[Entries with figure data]
+===+
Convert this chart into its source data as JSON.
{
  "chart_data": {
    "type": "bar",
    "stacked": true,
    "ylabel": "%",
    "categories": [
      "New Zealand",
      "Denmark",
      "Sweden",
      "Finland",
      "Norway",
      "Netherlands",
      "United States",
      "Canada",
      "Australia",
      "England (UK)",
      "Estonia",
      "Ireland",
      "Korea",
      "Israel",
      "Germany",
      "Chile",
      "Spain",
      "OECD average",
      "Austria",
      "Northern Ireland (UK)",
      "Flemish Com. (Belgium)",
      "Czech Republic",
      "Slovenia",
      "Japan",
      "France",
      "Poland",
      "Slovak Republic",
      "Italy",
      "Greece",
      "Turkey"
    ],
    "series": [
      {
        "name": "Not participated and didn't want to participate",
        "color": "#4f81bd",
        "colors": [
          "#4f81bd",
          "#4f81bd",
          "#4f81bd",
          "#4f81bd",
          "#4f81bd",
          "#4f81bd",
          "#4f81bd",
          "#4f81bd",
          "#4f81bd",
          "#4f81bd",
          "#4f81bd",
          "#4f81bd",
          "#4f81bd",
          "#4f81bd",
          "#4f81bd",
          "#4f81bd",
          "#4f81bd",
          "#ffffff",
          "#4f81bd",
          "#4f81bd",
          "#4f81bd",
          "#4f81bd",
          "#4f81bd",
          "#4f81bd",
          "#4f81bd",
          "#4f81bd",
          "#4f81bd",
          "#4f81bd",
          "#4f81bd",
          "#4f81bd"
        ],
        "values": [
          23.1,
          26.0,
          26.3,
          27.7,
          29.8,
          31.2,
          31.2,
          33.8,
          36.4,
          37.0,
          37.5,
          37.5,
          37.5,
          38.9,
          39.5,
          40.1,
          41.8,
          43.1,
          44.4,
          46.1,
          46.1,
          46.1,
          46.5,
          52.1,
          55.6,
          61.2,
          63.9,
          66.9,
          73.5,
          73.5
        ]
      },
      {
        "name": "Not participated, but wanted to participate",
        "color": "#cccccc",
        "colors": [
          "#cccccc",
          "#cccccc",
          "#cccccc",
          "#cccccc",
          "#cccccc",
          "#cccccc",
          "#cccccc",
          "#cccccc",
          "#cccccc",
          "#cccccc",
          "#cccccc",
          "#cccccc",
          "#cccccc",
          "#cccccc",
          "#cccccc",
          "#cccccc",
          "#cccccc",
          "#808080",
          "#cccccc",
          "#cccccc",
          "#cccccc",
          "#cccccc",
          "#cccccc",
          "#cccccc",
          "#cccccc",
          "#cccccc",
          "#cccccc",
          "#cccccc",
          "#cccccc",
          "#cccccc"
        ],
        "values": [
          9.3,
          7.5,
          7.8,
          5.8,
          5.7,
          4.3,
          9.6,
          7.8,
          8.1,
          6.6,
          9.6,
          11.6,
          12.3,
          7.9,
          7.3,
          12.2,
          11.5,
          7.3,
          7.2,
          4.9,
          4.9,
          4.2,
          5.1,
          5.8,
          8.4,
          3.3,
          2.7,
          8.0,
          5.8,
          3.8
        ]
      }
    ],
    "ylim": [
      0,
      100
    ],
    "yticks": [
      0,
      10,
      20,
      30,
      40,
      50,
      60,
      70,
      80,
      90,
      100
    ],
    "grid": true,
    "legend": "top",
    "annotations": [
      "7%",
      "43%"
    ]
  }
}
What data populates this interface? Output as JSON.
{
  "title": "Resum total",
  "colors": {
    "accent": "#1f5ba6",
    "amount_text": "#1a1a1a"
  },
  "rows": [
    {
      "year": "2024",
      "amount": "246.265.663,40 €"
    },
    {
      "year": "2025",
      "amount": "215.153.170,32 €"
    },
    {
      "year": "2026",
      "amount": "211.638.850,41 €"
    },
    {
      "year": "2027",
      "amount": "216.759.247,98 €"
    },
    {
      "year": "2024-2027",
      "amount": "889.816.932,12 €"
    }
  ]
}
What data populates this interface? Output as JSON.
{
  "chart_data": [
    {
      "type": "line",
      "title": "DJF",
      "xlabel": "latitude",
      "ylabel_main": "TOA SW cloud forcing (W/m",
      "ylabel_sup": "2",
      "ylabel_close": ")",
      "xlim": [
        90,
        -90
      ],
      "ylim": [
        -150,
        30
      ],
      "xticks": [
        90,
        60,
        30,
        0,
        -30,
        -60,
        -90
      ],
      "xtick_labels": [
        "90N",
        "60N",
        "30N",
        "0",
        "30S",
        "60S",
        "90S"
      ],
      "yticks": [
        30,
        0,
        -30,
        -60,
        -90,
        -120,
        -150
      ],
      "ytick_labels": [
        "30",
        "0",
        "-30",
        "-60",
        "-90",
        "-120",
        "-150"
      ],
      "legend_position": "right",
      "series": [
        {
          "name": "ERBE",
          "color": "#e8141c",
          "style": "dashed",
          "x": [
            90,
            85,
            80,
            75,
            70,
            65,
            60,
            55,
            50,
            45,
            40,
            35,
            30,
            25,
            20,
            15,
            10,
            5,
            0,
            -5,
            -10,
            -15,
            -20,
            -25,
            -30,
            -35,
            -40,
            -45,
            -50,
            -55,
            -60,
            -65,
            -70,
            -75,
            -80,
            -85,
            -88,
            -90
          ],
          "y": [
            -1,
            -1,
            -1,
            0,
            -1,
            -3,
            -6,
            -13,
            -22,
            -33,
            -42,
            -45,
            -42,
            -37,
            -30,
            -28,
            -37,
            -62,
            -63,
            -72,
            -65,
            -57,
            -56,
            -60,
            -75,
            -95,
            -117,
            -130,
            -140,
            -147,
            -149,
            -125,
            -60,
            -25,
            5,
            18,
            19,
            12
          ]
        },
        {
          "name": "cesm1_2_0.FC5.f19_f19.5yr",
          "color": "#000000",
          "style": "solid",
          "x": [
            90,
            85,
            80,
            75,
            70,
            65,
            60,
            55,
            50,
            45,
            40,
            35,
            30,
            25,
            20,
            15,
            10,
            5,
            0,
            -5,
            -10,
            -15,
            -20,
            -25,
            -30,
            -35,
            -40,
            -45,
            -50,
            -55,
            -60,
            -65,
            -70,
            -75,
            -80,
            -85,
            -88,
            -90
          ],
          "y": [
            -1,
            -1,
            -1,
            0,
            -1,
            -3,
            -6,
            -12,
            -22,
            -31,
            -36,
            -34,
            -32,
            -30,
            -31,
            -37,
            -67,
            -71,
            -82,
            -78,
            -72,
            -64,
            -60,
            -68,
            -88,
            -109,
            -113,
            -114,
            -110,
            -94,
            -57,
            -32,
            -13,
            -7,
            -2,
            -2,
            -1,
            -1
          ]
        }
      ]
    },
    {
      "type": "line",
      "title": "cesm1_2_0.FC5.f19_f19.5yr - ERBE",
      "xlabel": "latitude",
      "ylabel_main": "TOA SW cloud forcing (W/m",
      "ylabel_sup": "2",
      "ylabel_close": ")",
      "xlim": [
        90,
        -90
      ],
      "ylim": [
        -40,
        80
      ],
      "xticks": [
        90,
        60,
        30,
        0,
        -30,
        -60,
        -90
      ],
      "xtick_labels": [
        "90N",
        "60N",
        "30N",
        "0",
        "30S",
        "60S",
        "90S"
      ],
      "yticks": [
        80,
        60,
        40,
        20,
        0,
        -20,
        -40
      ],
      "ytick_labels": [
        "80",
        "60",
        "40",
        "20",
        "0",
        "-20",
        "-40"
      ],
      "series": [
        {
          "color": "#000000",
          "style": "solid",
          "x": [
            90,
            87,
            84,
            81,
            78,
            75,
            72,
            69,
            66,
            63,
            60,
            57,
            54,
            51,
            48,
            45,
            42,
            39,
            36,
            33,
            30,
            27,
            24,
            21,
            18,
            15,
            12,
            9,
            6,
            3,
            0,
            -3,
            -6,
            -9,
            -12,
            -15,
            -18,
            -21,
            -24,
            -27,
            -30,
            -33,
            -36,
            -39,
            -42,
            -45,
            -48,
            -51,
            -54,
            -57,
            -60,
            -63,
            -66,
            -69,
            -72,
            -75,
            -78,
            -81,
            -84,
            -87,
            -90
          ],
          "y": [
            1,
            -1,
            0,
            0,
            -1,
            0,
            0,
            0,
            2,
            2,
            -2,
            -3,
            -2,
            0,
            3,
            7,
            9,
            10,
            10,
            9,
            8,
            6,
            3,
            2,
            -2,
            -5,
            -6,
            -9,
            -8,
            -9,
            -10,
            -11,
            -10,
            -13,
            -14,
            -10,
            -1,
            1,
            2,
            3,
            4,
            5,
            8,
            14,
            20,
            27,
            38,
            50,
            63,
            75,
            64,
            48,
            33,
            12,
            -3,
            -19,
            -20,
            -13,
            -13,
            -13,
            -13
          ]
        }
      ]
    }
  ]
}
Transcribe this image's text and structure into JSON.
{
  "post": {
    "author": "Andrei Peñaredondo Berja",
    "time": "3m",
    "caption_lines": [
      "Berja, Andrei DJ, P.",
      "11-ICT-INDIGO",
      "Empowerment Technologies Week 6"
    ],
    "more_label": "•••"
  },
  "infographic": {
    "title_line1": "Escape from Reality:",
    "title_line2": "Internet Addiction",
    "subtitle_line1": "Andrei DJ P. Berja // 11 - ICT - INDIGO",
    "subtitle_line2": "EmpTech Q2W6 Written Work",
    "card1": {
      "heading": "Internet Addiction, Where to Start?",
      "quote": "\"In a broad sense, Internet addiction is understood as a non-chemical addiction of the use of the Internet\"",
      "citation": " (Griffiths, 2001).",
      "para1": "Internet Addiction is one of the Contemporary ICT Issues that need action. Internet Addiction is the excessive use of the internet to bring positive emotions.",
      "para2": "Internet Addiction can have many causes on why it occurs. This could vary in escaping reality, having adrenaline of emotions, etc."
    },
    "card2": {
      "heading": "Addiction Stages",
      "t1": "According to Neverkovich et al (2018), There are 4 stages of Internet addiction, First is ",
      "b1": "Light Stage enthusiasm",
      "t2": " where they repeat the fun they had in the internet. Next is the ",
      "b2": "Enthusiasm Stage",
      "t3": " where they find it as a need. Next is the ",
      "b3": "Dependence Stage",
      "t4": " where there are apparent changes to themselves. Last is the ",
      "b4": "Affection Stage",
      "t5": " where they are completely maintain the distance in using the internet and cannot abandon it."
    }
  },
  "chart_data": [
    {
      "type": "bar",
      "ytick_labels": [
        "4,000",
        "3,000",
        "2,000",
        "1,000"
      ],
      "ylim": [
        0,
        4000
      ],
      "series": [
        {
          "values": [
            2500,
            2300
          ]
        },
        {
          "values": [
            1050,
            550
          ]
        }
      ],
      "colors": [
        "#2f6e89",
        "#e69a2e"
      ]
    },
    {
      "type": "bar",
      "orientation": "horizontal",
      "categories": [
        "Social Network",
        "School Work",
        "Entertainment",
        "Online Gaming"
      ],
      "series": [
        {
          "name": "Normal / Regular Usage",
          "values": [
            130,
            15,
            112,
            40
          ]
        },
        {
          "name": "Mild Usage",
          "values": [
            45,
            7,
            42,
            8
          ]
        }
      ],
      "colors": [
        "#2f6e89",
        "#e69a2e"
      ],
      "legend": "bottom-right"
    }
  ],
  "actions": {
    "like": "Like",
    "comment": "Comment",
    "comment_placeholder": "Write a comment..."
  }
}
+===+
* What you have to do *
All lines above containing the string "need" are to be collected.

* Right answer *
      "para1": "Internet Addiction is one of the Contemporary ICT Issues that need action. Internet Addiction is the excessive use of the internet to bring positive emotions.",
      "t3": " where they find it as a need. Next is the ",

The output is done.